What to work on — When you reach the line containing "Read this page and output its text content." in the records below, set it down exactly, together with every later line through the end, but not the pictures.

------ Exercise material ------

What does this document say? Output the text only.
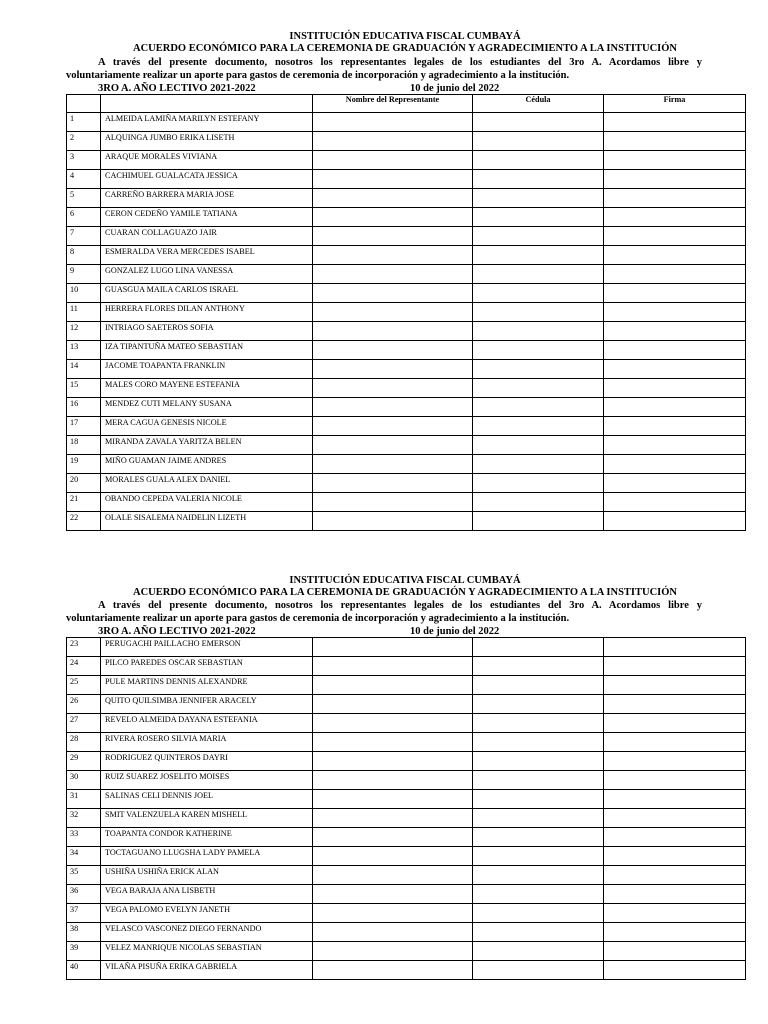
INSTITUCIÓN EDUCATIVA FISCAL CUMBAYÁ
ACUERDO ECONÓMICO PARA LA CEREMONIA DE GRADUACIÓN Y AGRADECIMIENTO A LA INSTITUCIÓN
A través del presente documento, nosotros los representantes legales de los estudiantes del 3ro A. Acordamos libre y
voluntariamente realizar un aporte para gastos de ceremonia de incorporación y agradecimiento a la institución.
3RO A. AÑO LECTIVO 2021-2022	10 de junio del 2022
		Nombre del Representante	Cédula	Firma
1	ALMEIDA LAMIÑA MARILYN ESTEFANY			
2	ALQUINGA JUMBO ERIKA LISETH			
3	ARAQUE MORALES VIVIANA			
4	CACHIMUEL GUALACATA JESSICA			
5	CARREÑO BARRERA MARIA JOSE			
6	CERON CEDEÑO YAMILE TATIANA			
7	CUARAN COLLAGUAZO JAIR			
8	ESMERALDA VERA MERCEDES ISABEL			
9	GONZALEZ LUGO LINA VANESSA			
10	GUASGUA MAILA CARLOS ISRAEL			
11	HERRERA FLORES DILAN ANTHONY			
12	INTRIAGO SAETEROS SOFIA			
13	IZA TIPANTUÑA MATEO SEBASTIAN			
14	JACOME TOAPANTA FRANKLIN			
15	MALES CORO MAYENE ESTEFANIA			
16	MENDEZ CUTI MELANY SUSANA			
17	MERA CAGUA GENESIS NICOLE			
18	MIRANDA ZAVALA YARITZA BELEN			
19	MIÑO GUAMAN JAIME ANDRES			
20	MORALES GUALA ALEX DANIEL			
21	OBANDO CEPEDA VALERIA NICOLE			
22	OLALE SISALEMA NAIDELIN LIZETH			
INSTITUCIÓN EDUCATIVA FISCAL CUMBAYÁ
ACUERDO ECONÓMICO PARA LA CEREMONIA DE GRADUACIÓN Y AGRADECIMIENTO A LA INSTITUCIÓN
A través del presente documento, nosotros los representantes legales de los estudiantes del 3ro A. Acordamos libre y
voluntariamente realizar un aporte para gastos de ceremonia de incorporación y agradecimiento a la institución.
3RO A. AÑO LECTIVO 2021-2022	10 de junio del 2022
23	PERUGACHI PAILLACHO EMERSON			
24	PILCO PAREDES OSCAR SEBASTIAN			
25	PULE MARTINS DENNIS ALEXANDRE			
26	QUITO QUILSIMBA JENNIFER ARACELY			
27	REVELO ALMEIDA DAYANA ESTEFANIA			
28	RIVERA ROSERO SILVIA MARIA			
29	RODRIGUEZ QUINTEROS DAYRI			
30	RUIZ SUAREZ JOSELITO MOISES			
31	SALINAS CELI DENNIS JOEL			
32	SMIT VALENZUELA KAREN MISHELL			
33	TOAPANTA CONDOR KATHERINE			
34	TOCTAGUANO LLUGSHA LADY PAMELA			
35	USHIÑA USHIÑA ERICK ALAN			
36	VEGA BARAJA ANA LISBETH			
37	VEGA PALOMO EVELYN JANETH			
38	VELASCO VASCONEZ DIEGO FERNANDO			
39	VELEZ MANRIQUE NICOLAS SEBASTIAN			
40	VILAÑA PISUÑA ERIKA GABRIELA			
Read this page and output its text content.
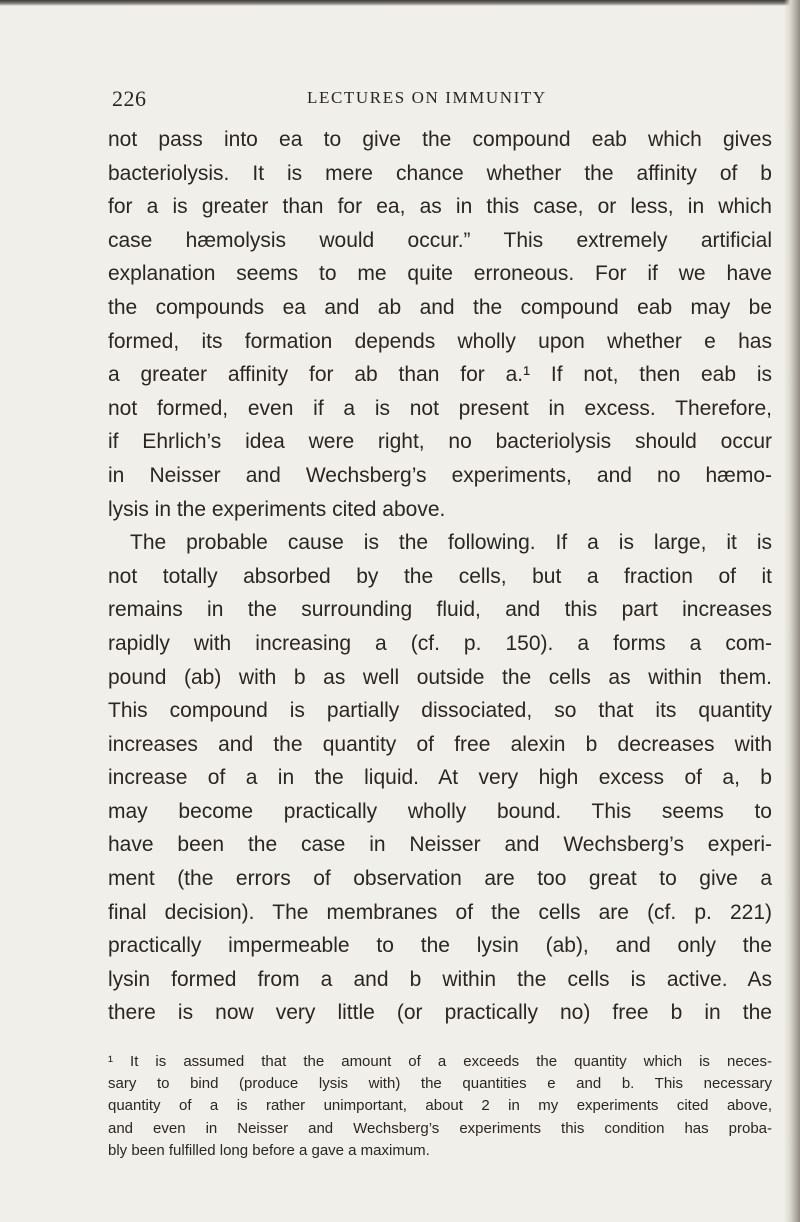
226	LECTURES ON IMMUNITY
not pass into ea to give the compound eab which gives
bacteriolysis. It is mere chance whether the affinity of b
for a is greater than for ea, as in this case, or less, in which
case hæmolysis would occur.” This extremely artificial
explanation seems to me quite erroneous. For if we have
the compounds ea and ab and the compound eab may be
formed, its formation depends wholly upon whether e has
a greater affinity for ab than for a.¹ If not, then eab is
not formed, even if a is not present in excess. Therefore,
if Ehrlich’s idea were right, no bacteriolysis should occur
in Neisser and Wechsberg’s experiments, and no hæmo-
lysis in the experiments cited above.
The probable cause is the following. If a is large, it is
not totally absorbed by the cells, but a fraction of it
remains in the surrounding fluid, and this part increases
rapidly with increasing a (cf. p. 150). a forms a com-
pound (ab) with b as well outside the cells as within them.
This compound is partially dissociated, so that its quantity
increases and the quantity of free alexin b decreases with
increase of a in the liquid. At very high excess of a, b
may become practically wholly bound. This seems to
have been the case in Neisser and Wechsberg’s experi-
ment (the errors of observation are too great to give a
final decision). The membranes of the cells are (cf. p. 221)
practically impermeable to the lysin (ab), and only the
lysin formed from a and b within the cells is active. As
there is now very little (or practically no) free b in the
¹ It is assumed that the amount of a exceeds the quantity which is neces-
sary to bind (produce lysis with) the quantities e and b. This necessary
quantity of a is rather unimportant, about 2 in my experiments cited above,
and even in Neisser and Wechsberg’s experiments this condition has proba-
bly been fulfilled long before a gave a maximum.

------

Exercise response —
Read this page and output its text content.
226	LECTURES ON IMMUNITY
not pass into ea to give the compound eab which gives
bacteriolysis. It is mere chance whether the affinity of b
for a is greater than for ea, as in this case, or less, in which
case hæmolysis would occur.” This extremely artificial
explanation seems to me quite erroneous. For if we have
the compounds ea and ab and the compound eab may be
formed, its formation depends wholly upon whether e has
a greater affinity for ab than for a.¹ If not, then eab is
not formed, even if a is not present in excess. Therefore,
if Ehrlich’s idea were right, no bacteriolysis should occur
in Neisser and Wechsberg’s experiments, and no hæmo-
lysis in the experiments cited above.
The probable cause is the following. If a is large, it is
not totally absorbed by the cells, but a fraction of it
remains in the surrounding fluid, and this part increases
rapidly with increasing a (cf. p. 150). a forms a com-
pound (ab) with b as well outside the cells as within them.
This compound is partially dissociated, so that its quantity
increases and the quantity of free alexin b decreases with
increase of a in the liquid. At very high excess of a, b
may become practically wholly bound. This seems to
have been the case in Neisser and Wechsberg’s experi-
ment (the errors of observation are too great to give a
final decision). The membranes of the cells are (cf. p. 221)
practically impermeable to the lysin (ab), and only the
lysin formed from a and b within the cells is active. As
there is now very little (or practically no) free b in the
¹ It is assumed that the amount of a exceeds the quantity which is neces-
sary to bind (produce lysis with) the quantities e and b. This necessary
quantity of a is rather unimportant, about 2 in my experiments cited above,
and even in Neisser and Wechsberg’s experiments this condition has proba-
bly been fulfilled long before a gave a maximum.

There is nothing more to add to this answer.